── EXTRACTED INFORMATION ──

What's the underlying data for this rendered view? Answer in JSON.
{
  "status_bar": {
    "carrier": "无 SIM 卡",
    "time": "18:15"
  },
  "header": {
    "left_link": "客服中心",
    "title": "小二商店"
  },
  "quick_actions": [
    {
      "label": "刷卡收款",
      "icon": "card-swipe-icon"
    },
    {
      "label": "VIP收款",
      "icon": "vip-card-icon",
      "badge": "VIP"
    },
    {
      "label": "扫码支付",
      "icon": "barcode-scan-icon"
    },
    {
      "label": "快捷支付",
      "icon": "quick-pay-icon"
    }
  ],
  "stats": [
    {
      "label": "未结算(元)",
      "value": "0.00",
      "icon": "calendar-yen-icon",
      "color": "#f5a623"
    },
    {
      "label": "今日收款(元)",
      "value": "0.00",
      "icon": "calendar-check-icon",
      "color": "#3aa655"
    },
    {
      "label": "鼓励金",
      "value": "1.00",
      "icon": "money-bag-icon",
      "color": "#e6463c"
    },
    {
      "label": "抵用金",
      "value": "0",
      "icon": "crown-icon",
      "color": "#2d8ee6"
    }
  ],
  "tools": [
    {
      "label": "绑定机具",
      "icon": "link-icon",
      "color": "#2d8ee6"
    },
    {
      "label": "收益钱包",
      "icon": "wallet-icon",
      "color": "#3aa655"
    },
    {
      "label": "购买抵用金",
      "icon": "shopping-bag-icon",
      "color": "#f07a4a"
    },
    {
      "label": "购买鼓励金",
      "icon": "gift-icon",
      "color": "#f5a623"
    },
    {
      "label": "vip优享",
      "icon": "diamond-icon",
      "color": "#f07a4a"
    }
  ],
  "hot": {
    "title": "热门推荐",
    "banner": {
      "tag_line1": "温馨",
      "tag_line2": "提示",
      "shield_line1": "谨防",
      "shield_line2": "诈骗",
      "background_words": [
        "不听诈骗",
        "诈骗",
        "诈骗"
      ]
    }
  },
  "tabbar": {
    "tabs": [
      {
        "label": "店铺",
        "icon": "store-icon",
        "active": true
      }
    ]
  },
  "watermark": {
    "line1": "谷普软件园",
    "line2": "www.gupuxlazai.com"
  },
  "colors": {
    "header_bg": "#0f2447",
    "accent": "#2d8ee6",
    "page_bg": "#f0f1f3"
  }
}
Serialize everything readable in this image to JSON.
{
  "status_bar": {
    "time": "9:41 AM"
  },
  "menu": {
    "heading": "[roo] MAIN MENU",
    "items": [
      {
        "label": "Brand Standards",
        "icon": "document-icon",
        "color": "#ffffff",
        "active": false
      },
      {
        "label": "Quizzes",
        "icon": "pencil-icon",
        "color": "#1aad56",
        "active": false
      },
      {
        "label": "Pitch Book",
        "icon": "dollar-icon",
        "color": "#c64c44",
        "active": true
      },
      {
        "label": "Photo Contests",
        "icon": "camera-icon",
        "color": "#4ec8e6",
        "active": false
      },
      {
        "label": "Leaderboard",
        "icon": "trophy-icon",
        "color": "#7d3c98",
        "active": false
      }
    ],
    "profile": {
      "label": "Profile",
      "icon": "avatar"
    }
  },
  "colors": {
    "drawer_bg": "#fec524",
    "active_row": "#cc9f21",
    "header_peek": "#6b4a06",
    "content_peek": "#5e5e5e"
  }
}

───

Send back exactly the lines from the line with "Serialize everything readable" through the end of the records.

Serialize everything readable in this image to JSON.
{
  "status_bar": {
    "time": "9:41 AM"
  },
  "menu": {
    "heading": "[roo] MAIN MENU",
    "items": [
      {
        "label": "Brand Standards",
        "icon": "document-icon",
        "color": "#ffffff",
        "active": false
      },
      {
        "label": "Quizzes",
        "icon": "pencil-icon",
        "color": "#1aad56",
        "active": false
      },
      {
        "label": "Pitch Book",
        "icon": "dollar-icon",
        "color": "#c64c44",
        "active": true
      },
      {
        "label": "Photo Contests",
        "icon": "camera-icon",
        "color": "#4ec8e6",
        "active": false
      },
      {
        "label": "Leaderboard",
        "icon": "trophy-icon",
        "color": "#7d3c98",
        "active": false
      }
    ],
    "profile": {
      "label": "Profile",
      "icon": "avatar"
    }
  },
  "colors": {
    "drawer_bg": "#fec524",
    "active_row": "#cc9f21",
    "header_peek": "#6b4a06",
    "content_peek": "#5e5e5e"
  }
}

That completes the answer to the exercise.